▶ _Input_:

· · · ·

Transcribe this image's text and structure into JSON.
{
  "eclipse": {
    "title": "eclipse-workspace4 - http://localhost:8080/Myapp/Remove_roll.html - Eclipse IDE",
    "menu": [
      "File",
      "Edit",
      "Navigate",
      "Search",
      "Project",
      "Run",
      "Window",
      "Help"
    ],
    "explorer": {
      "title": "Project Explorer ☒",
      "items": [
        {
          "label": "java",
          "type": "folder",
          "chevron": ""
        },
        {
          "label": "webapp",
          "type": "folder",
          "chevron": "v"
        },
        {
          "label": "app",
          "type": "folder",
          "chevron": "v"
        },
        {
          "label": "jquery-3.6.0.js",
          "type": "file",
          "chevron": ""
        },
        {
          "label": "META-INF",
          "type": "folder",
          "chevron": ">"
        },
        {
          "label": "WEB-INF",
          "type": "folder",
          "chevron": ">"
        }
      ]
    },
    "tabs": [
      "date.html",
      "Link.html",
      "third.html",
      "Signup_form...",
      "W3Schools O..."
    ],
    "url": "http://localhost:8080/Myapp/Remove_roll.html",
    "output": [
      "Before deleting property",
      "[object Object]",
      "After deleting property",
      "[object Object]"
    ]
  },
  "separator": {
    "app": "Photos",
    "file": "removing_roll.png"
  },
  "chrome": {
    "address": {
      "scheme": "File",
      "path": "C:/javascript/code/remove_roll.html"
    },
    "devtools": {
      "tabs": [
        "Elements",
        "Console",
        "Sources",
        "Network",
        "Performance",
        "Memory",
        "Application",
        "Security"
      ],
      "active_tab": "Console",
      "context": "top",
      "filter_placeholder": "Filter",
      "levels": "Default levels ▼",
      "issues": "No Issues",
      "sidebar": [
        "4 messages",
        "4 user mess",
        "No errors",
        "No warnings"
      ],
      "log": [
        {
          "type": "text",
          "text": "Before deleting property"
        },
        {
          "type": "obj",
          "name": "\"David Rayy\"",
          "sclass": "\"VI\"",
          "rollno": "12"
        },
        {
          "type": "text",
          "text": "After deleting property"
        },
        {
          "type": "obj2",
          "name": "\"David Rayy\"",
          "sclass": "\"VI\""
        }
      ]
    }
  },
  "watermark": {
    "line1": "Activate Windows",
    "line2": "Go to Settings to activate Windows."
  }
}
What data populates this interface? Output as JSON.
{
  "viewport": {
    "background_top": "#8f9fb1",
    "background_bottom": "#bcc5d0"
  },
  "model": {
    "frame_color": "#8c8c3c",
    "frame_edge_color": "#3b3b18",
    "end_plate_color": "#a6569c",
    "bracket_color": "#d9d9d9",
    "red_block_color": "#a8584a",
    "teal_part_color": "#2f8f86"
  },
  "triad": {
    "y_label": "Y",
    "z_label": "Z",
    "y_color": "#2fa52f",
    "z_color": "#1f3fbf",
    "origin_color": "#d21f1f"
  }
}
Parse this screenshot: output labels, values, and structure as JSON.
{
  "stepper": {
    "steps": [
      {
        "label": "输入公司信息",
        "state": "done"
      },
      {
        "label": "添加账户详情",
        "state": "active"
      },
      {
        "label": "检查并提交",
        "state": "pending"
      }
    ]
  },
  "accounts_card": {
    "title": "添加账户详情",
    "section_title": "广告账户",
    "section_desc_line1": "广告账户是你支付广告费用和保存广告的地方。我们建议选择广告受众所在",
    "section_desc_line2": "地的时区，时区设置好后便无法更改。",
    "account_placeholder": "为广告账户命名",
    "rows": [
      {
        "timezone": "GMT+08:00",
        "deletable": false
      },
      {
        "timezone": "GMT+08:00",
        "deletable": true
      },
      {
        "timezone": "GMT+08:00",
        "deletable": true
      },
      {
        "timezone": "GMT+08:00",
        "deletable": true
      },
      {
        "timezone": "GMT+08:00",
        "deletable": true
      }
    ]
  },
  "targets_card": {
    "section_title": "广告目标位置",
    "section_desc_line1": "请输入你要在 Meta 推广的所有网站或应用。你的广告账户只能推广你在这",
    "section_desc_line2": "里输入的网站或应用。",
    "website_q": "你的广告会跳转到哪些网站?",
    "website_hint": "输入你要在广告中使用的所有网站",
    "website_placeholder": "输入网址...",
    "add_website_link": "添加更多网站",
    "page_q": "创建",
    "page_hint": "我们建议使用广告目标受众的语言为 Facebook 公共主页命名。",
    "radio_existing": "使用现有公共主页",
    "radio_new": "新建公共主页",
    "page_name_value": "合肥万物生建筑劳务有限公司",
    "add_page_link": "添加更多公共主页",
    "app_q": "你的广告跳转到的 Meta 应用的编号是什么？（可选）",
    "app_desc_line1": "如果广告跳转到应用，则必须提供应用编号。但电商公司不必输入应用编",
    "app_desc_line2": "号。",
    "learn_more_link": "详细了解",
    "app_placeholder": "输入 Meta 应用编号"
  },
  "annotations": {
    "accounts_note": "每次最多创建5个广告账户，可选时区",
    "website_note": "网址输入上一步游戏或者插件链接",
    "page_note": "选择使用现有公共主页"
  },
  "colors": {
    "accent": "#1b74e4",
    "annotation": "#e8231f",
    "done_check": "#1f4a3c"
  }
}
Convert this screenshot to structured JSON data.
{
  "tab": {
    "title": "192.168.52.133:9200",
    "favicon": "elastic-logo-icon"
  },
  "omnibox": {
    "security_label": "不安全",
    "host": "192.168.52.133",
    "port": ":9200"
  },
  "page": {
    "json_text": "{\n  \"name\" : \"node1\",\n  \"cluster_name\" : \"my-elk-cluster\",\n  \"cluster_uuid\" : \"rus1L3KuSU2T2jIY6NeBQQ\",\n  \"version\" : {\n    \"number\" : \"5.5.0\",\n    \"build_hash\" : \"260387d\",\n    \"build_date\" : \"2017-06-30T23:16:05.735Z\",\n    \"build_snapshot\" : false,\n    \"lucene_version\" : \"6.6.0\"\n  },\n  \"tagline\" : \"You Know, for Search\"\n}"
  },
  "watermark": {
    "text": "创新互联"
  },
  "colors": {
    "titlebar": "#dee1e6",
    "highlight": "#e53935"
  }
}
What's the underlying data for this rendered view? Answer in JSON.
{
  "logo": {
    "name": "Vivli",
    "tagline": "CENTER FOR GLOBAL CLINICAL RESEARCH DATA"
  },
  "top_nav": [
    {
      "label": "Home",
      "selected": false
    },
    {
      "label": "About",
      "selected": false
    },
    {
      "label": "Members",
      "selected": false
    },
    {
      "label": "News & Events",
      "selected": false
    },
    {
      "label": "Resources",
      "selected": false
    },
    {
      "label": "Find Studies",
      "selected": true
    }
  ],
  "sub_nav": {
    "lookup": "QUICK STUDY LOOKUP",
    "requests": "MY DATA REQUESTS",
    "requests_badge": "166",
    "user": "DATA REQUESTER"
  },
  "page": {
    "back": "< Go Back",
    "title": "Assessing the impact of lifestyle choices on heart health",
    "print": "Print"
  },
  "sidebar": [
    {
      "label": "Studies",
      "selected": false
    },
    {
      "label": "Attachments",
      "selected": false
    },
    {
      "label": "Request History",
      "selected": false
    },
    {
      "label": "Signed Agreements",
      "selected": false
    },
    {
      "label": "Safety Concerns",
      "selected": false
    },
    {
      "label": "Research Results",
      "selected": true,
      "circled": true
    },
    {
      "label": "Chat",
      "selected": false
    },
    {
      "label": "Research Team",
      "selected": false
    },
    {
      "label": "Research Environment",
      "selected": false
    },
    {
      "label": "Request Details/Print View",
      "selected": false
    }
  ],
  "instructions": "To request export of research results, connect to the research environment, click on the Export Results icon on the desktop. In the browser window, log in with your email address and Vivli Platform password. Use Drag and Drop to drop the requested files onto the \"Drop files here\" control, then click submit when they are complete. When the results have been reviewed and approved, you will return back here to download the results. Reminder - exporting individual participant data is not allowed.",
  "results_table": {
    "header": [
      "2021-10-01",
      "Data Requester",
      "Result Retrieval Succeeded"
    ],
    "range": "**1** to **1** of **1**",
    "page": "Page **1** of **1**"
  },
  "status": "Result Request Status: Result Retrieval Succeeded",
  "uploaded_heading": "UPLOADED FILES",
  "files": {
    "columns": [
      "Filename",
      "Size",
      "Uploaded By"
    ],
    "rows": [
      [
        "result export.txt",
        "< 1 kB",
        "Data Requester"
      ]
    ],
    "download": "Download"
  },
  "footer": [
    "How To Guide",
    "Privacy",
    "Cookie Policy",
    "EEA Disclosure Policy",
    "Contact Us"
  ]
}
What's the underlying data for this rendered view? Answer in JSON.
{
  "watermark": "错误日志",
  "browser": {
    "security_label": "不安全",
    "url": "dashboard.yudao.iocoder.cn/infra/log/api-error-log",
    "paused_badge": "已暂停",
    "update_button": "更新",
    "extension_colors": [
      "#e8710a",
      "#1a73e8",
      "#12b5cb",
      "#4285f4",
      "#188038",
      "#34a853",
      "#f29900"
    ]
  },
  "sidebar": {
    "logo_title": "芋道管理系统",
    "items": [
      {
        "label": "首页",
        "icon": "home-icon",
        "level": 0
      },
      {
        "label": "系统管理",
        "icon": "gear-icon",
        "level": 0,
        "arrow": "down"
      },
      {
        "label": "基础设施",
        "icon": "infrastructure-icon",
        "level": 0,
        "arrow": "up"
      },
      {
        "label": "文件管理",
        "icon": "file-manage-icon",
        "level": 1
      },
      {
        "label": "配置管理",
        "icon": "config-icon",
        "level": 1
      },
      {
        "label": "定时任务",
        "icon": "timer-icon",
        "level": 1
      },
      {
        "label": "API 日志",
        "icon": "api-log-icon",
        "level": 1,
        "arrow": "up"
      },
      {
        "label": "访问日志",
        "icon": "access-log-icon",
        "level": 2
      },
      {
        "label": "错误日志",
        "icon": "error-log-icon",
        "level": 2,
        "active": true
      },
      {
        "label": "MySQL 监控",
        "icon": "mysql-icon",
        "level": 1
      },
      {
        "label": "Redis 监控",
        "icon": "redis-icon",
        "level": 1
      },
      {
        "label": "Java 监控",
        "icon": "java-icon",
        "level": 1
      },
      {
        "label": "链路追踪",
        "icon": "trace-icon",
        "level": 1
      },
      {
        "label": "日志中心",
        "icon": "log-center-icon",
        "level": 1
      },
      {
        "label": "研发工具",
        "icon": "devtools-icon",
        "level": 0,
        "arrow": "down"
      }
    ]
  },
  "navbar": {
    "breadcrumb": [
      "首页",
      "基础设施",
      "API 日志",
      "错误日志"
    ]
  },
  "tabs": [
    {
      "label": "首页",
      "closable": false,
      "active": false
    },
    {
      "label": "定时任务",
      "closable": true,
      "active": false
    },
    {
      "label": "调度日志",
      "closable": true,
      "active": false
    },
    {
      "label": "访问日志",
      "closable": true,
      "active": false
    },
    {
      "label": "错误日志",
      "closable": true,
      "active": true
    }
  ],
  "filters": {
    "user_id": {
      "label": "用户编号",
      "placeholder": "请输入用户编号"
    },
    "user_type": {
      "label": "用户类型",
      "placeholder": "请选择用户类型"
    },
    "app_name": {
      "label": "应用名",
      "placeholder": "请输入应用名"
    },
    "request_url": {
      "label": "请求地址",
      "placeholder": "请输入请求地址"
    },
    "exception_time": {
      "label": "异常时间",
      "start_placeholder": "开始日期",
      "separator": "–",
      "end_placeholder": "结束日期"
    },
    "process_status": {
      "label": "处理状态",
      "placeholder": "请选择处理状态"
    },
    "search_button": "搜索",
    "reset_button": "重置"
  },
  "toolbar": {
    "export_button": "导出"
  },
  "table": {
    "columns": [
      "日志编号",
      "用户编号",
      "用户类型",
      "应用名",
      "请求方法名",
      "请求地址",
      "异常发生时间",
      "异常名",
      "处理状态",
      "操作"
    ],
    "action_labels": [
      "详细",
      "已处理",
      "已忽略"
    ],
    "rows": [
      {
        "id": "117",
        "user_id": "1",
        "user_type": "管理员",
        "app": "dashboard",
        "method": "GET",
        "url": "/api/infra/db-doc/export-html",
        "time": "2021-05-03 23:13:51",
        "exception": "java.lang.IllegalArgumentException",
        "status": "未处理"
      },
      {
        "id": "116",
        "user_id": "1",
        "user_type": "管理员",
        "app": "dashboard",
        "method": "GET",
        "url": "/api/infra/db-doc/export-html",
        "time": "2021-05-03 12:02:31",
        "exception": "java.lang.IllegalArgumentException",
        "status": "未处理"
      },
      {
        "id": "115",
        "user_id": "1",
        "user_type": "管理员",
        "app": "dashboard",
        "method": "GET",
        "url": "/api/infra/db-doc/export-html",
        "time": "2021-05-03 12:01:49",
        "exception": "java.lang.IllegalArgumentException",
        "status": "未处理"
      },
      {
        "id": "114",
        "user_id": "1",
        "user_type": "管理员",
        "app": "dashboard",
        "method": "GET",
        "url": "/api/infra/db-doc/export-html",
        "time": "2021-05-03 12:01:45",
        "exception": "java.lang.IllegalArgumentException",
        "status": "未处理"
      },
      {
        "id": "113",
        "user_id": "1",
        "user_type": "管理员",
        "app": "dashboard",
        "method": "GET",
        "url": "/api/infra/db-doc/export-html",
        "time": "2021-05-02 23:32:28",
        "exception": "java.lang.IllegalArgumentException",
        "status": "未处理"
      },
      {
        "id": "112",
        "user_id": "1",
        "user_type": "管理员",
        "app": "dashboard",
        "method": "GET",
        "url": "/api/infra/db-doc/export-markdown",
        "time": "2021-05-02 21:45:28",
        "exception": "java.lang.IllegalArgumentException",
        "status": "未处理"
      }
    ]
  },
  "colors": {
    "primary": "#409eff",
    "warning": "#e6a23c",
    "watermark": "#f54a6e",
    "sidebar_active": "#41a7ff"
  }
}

· · · ·

▶ _Stated goal_: Show the lines of the material that contain the word "Policy".

▶ _Response below_:
    "Cookie Policy",
    "EEA Disclosure Policy",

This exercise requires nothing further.